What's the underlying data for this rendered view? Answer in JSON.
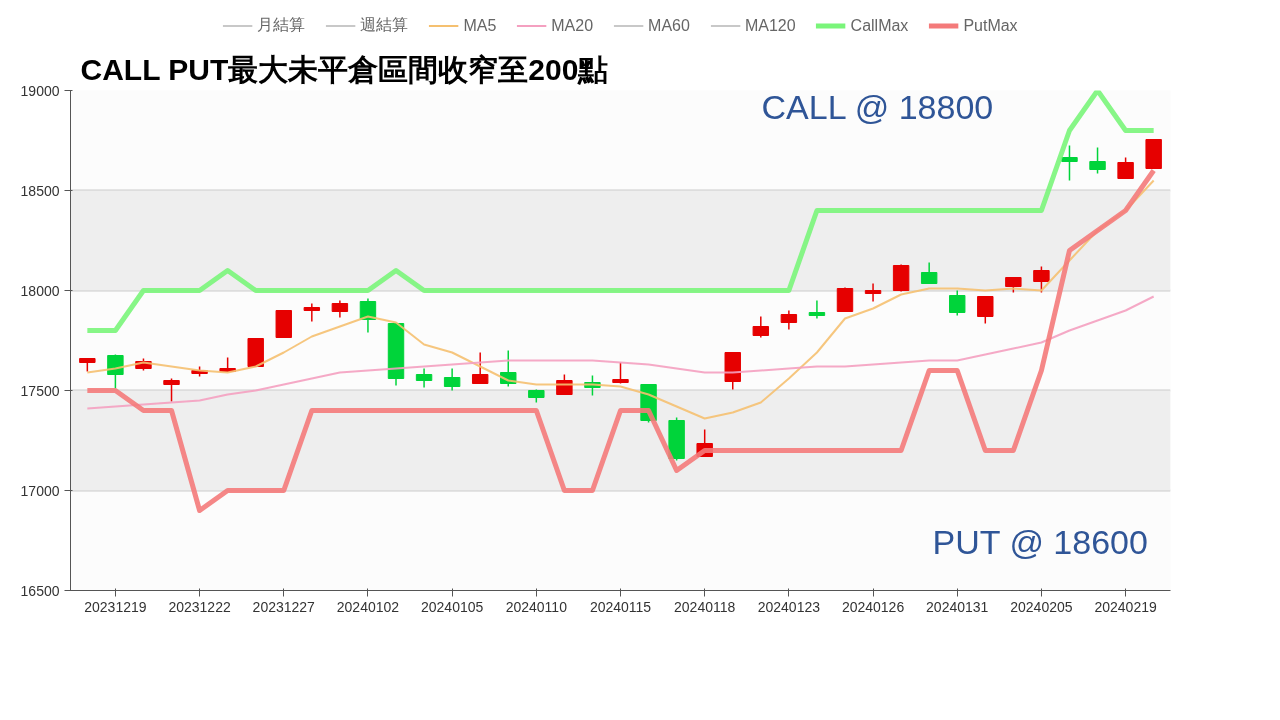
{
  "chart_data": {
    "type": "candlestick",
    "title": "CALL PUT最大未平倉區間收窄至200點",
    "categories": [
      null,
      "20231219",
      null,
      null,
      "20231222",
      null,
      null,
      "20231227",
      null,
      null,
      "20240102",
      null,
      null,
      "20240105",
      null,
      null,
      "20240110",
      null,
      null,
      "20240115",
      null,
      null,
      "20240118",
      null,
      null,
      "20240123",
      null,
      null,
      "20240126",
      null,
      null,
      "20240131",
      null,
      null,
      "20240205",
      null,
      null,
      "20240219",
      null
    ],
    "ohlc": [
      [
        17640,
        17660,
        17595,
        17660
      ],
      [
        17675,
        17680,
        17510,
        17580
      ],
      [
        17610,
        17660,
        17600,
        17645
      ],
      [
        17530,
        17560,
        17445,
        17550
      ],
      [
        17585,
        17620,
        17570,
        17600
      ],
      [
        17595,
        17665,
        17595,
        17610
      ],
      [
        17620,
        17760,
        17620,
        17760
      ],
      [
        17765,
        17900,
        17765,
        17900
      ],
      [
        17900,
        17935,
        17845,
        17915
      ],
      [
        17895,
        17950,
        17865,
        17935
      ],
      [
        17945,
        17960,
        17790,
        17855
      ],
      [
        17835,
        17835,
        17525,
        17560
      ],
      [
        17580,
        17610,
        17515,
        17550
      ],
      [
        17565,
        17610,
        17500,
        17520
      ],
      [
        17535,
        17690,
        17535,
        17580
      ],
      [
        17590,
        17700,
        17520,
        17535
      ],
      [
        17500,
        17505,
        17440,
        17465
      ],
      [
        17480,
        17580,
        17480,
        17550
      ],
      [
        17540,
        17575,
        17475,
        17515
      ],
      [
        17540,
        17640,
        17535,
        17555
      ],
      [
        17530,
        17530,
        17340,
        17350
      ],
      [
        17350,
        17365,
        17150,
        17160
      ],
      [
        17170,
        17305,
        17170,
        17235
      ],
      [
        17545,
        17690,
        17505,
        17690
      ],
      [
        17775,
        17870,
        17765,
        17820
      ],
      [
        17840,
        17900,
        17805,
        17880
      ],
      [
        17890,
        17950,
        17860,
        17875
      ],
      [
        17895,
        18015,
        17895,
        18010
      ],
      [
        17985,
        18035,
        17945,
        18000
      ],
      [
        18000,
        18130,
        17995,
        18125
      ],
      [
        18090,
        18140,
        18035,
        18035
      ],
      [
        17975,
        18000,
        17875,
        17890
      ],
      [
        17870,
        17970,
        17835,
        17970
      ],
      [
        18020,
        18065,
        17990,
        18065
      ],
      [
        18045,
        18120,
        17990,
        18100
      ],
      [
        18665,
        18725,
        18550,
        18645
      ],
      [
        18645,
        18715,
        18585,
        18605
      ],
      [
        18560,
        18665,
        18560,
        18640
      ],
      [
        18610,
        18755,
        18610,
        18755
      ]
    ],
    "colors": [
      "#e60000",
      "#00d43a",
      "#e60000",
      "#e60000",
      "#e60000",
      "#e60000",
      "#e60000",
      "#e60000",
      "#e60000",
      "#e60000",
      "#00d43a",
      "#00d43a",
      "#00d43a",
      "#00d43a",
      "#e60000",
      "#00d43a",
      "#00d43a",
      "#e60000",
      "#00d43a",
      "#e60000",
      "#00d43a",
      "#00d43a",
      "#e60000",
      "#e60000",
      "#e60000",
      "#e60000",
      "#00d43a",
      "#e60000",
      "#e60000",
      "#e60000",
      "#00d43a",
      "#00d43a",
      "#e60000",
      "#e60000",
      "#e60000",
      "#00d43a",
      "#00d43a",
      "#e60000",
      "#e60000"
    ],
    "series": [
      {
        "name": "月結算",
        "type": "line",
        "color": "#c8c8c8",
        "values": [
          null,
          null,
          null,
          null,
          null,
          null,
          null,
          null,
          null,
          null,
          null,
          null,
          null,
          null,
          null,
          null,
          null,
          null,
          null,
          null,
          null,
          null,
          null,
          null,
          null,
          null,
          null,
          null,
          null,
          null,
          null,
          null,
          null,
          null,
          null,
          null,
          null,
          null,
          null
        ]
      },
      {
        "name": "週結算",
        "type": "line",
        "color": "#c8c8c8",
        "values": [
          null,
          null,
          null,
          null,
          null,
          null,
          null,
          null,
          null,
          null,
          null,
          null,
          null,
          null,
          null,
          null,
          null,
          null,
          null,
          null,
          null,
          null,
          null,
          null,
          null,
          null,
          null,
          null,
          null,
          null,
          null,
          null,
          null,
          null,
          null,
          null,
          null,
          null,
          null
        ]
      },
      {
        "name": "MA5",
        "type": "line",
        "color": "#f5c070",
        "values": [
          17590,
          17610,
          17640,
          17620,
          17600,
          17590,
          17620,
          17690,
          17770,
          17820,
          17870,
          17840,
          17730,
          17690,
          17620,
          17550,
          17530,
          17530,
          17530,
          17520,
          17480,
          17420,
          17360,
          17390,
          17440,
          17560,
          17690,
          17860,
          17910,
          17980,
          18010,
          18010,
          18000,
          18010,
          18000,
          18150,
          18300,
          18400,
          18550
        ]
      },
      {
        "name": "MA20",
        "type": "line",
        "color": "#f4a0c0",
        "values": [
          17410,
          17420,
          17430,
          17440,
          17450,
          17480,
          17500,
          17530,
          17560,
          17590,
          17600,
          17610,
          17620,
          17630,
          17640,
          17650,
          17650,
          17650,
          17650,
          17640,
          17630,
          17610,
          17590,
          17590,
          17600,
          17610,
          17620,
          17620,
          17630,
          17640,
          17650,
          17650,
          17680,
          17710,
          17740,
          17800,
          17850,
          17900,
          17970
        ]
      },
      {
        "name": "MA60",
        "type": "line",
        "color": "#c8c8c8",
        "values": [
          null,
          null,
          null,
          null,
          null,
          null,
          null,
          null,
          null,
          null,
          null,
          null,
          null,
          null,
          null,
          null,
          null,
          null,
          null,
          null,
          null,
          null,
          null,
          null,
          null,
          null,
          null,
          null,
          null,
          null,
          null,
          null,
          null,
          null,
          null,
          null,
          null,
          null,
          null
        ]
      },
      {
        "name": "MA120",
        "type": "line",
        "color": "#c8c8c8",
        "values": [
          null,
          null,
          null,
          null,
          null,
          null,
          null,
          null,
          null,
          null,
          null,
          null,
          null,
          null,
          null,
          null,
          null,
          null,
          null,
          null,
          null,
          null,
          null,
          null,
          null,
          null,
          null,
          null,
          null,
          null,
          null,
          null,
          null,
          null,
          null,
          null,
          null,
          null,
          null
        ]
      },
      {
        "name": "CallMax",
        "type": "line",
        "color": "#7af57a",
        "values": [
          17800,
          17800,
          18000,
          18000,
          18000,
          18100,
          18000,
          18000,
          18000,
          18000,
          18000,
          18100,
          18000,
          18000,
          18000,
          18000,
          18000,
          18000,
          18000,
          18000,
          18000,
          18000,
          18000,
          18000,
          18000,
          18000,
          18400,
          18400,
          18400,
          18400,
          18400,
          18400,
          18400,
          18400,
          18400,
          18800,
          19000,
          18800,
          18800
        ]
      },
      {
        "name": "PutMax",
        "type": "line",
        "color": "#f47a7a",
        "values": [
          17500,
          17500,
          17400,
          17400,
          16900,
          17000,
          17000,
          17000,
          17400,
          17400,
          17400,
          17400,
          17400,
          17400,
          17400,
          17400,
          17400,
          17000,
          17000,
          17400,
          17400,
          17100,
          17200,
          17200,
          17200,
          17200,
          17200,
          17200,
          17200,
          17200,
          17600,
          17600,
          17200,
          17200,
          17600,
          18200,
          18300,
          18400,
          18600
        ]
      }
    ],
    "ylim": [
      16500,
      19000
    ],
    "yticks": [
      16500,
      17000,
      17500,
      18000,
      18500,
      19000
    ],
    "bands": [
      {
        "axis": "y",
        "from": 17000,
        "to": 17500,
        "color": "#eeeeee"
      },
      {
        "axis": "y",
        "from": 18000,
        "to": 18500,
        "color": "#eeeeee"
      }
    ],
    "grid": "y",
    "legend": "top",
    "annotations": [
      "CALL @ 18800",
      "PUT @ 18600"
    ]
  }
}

+++++

- _Written task_
Every line in the data that holds "name" should be copied out.

- _Solution for this problem_
        "name": "月結算",
        "name": "週結算",
        "name": "MA5",
        "name": "MA20",
        "name": "MA60",
        "name": "MA120",
        "name": "CallMax",
        "name": "PutMax",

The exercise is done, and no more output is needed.